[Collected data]
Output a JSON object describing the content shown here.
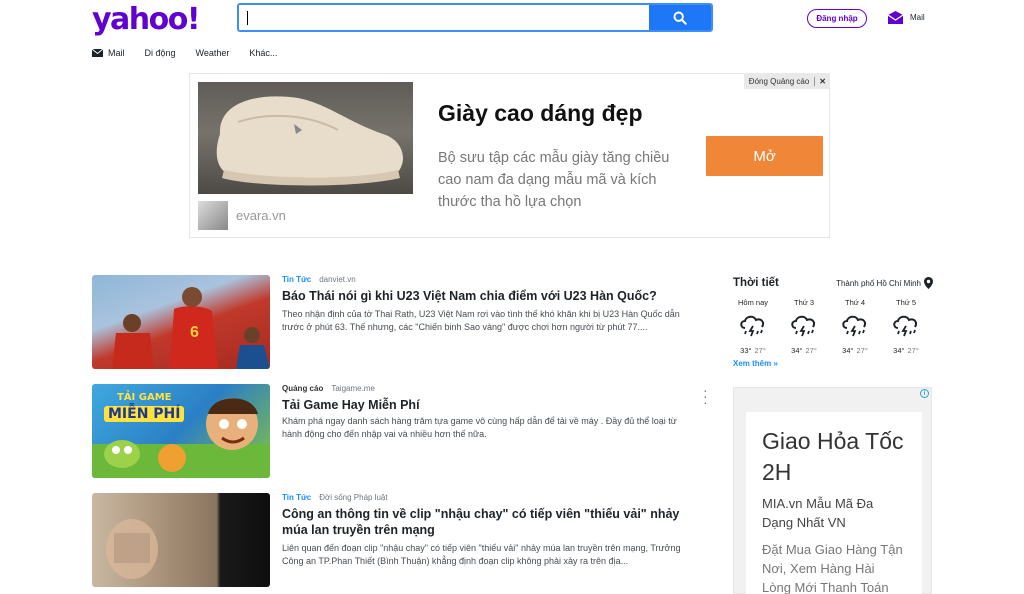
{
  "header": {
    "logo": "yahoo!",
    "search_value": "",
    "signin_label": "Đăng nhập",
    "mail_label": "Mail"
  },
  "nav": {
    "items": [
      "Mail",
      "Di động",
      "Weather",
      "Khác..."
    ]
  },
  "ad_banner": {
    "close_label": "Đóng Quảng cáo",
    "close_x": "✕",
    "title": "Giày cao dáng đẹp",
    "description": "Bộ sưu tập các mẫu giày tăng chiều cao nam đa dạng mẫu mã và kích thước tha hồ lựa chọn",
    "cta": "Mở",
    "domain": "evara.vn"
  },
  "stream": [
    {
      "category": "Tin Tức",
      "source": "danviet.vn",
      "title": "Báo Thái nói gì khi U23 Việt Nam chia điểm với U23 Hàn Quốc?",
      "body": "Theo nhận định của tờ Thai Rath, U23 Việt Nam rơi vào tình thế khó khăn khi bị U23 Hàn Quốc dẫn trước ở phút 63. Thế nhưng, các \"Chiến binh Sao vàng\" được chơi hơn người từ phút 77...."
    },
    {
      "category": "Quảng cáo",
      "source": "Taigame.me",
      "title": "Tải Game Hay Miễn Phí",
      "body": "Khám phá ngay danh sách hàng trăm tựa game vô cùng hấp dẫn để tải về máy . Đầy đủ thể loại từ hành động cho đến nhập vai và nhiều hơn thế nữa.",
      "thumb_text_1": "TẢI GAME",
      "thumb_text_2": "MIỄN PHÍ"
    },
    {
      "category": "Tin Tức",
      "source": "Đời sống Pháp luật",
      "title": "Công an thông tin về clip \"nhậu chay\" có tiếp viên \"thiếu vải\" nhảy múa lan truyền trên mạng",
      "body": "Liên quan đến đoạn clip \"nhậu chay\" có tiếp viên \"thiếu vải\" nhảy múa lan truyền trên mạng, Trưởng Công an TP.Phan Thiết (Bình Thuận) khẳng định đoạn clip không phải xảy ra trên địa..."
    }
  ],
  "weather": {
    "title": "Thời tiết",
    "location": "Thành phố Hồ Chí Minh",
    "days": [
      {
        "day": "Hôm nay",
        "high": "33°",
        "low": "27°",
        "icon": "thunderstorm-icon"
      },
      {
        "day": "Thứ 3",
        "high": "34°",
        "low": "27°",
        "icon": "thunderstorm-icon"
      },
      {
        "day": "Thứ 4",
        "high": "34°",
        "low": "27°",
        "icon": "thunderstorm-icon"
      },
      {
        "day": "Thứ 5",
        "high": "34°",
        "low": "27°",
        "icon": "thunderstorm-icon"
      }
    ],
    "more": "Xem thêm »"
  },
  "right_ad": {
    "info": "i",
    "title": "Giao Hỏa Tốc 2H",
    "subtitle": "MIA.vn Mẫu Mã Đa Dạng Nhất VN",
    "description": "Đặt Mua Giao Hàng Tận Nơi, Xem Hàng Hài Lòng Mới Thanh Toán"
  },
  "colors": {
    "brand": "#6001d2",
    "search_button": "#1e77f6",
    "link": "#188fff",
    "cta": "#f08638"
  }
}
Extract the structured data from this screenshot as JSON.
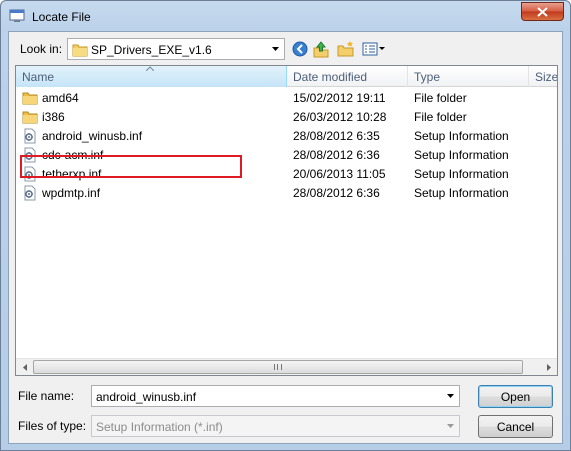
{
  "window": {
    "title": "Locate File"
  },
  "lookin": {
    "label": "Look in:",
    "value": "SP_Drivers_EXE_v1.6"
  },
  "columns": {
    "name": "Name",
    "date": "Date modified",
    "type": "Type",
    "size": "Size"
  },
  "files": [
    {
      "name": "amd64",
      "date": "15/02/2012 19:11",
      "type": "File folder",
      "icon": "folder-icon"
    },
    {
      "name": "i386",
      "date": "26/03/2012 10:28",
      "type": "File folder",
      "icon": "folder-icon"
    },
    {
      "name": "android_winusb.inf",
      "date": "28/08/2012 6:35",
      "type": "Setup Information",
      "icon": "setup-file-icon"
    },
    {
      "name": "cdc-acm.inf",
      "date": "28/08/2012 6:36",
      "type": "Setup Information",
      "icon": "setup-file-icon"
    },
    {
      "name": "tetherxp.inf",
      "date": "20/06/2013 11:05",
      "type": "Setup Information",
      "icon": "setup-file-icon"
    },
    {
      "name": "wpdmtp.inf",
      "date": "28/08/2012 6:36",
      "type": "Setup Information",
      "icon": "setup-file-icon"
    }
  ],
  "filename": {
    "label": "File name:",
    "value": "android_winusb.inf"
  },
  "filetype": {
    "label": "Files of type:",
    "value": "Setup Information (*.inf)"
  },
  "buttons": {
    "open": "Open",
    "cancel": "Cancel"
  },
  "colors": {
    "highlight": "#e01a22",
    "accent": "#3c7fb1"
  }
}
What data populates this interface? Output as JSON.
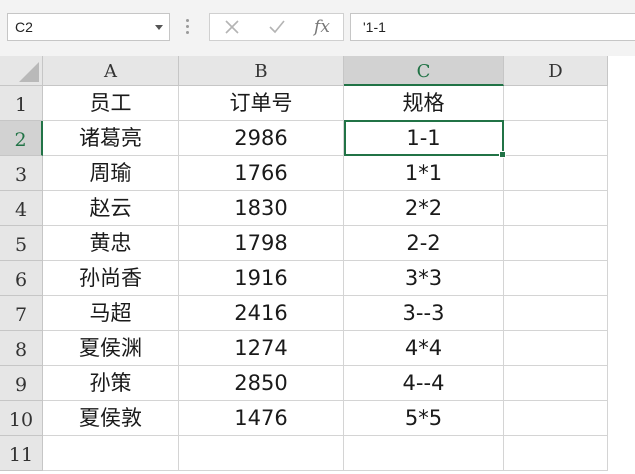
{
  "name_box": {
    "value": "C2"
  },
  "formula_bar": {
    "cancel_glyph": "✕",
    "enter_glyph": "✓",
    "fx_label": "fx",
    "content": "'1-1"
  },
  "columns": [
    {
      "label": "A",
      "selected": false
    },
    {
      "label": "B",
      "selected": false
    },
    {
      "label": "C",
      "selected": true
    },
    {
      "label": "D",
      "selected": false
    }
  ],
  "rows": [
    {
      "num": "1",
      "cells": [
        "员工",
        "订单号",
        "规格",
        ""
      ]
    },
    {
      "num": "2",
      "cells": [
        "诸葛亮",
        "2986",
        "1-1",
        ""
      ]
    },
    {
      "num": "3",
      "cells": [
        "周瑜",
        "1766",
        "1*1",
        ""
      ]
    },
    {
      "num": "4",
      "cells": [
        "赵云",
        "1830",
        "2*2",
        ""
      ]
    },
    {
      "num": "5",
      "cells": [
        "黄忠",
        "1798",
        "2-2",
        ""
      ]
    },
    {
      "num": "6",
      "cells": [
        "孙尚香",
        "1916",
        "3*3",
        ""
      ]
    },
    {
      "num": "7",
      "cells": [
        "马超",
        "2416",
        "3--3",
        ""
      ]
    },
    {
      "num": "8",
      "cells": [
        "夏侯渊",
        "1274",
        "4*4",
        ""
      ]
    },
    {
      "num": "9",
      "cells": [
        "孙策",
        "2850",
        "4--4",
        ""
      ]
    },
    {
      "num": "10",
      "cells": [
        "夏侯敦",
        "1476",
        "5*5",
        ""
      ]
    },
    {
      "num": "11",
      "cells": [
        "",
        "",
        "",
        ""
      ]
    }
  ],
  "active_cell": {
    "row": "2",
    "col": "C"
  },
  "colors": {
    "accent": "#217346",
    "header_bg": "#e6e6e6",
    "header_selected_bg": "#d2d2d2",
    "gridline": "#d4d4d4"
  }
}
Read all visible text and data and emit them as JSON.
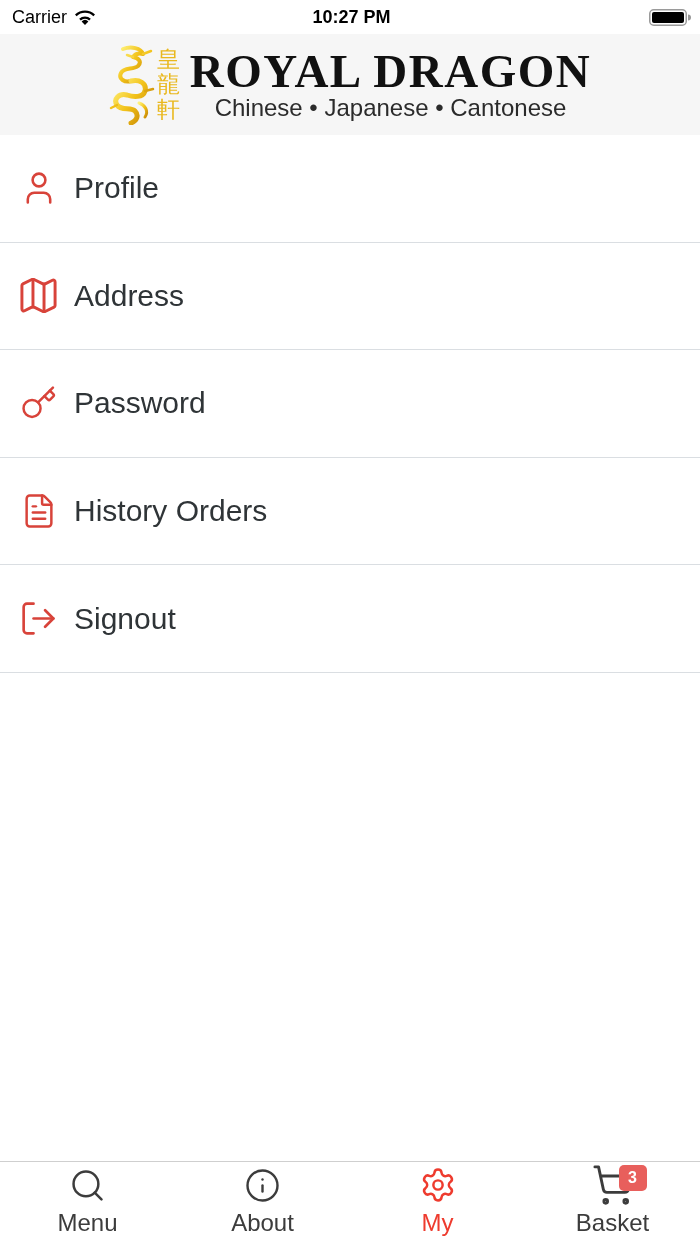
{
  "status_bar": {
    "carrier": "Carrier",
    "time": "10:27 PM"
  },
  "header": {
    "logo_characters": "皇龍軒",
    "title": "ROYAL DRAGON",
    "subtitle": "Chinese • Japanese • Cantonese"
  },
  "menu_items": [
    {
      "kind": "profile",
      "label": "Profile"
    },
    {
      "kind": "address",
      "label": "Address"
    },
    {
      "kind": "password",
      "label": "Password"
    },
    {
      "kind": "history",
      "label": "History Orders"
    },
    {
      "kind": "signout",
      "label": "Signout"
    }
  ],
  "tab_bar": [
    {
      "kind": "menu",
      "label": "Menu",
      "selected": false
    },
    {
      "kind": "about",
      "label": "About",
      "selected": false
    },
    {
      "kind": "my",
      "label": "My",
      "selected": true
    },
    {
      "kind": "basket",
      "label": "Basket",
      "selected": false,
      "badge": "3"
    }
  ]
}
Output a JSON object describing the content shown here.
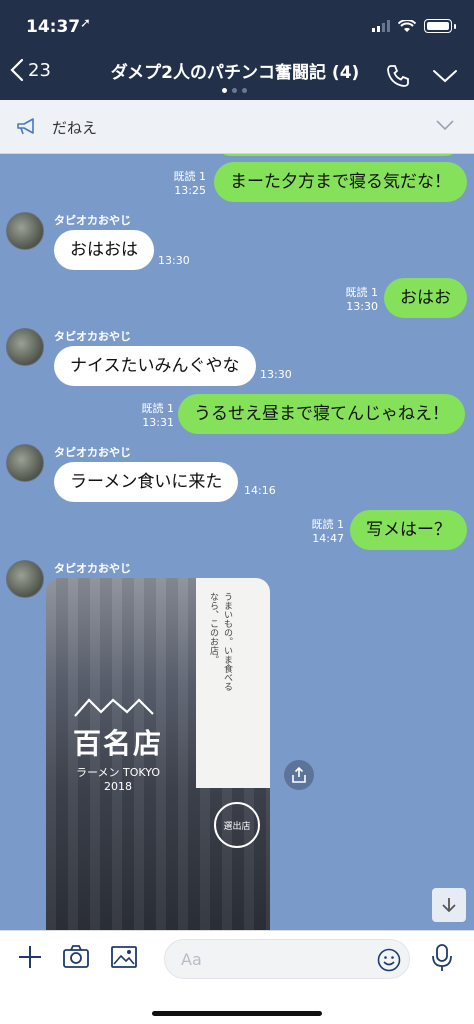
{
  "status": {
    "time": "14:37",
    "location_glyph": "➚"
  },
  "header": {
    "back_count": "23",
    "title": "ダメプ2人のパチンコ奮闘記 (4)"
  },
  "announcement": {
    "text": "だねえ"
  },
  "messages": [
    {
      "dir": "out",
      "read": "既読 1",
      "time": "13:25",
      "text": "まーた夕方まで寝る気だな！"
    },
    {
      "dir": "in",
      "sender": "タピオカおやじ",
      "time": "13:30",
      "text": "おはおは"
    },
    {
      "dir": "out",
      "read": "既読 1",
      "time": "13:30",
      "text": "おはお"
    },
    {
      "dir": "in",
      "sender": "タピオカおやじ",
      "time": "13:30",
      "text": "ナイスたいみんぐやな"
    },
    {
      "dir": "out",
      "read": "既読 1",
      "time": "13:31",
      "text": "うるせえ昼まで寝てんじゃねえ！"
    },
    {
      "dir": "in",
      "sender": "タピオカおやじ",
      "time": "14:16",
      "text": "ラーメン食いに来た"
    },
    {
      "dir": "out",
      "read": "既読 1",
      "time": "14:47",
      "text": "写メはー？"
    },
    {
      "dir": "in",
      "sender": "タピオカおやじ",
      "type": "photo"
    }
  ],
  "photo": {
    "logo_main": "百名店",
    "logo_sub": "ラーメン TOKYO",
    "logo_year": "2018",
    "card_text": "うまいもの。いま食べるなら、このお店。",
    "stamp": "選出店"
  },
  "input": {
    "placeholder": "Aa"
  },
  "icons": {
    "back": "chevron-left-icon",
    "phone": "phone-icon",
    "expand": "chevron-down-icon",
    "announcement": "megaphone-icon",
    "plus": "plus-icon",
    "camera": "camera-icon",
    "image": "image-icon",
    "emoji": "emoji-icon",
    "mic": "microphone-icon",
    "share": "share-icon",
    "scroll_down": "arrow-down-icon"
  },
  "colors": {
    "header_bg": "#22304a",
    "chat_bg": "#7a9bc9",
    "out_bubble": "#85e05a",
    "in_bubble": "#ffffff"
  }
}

WHAT IS EXPECTED.
Lines containing the word "tiếp" must all be returned from the material above.

WRITTEN RESPONSE.
      "title": "Công an thông tin về clip \"nhậu chay\" có tiếp viên \"thiếu vải\" nhảy múa lan truyền trên mạng",
      "body": "Liên quan đến đoạn clip \"nhậu chay\" có tiếp viên \"thiếu vải\" nhảy múa lan truyền trên mạng, Trưởng Công an TP.Phan Thiết (Bình Thuận) khẳng định đoạn clip không phải xảy ra trên địa..."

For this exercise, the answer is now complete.